───── Records shown
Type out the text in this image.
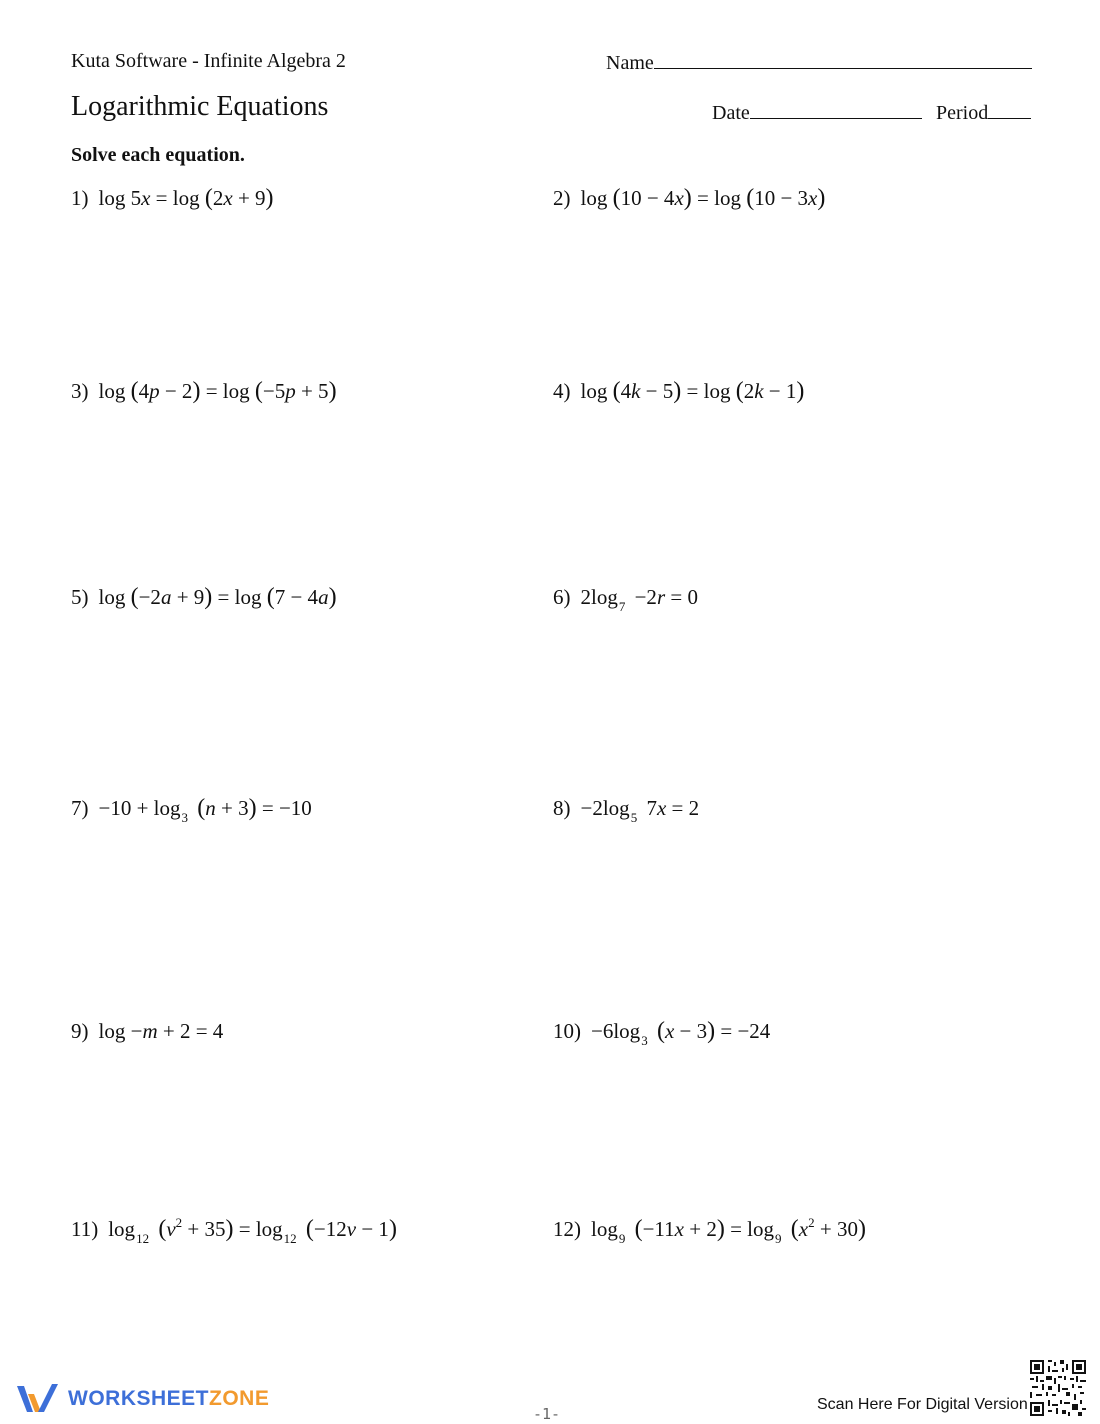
Kuta Software - Infinite Algebra 2	Name
Logarithmic Equations	Date	Period
Solve each equation.
1) log 5x = log (2x + 9)	2) log (10 − 4x) = log (10 − 3x)
3) log (4p − 2) = log (−5p + 5)	4) log (4k − 5) = log (2k − 1)
5) log (−2a + 9) = log (7 − 4a)	6) $2\log_7 -2r = 0$
$7) -10 + \log_3 (n + 3) = -10$	$8) -2\log_5$ 7x = 2
9) log −m + 2 = 4	$10) -6\log_3$ (x − 3) = −24
11) $\log_{12} (v^2 + 35) = \log_{12} (-12v - 1)$	12) $\log_9 (-11x + 2) = \log_9 (x^2 + 30)$
WORKSHEET ZONE
-1-
Scan Here For Digital Version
──────────
» Short exercise
Transcribe the records above exactly, omitting every picture they contain.

» Answer to this exercise
Type out the text in this image.
Kuta Software - Infinite Algebra 2	Name
Logarithmic Equations	Date	Period
Solve each equation.
1) log 5x = log (2x + 9)	2) log (10 − 4x) = log (10 − 3x)
3) log (4p − 2) = log (−5p + 5)	4) log (4k − 5) = log (2k − 1)
5) log (−2a + 9) = log (7 − 4a)	6) $2\log_7 -2r = 0$
$7) -10 + \log_3 (n + 3) = -10$	$8) -2\log_5$ 7x = 2
9) log −m + 2 = 4	$10) -6\log_3$ (x − 3) = −24
11) $\log_{12} (v^2 + 35) = \log_{12} (-12v - 1)$	12) $\log_9 (-11x + 2) = \log_9 (x^2 + 30)$
WORKSHEET ZONE
-1-
Scan Here For Digital Version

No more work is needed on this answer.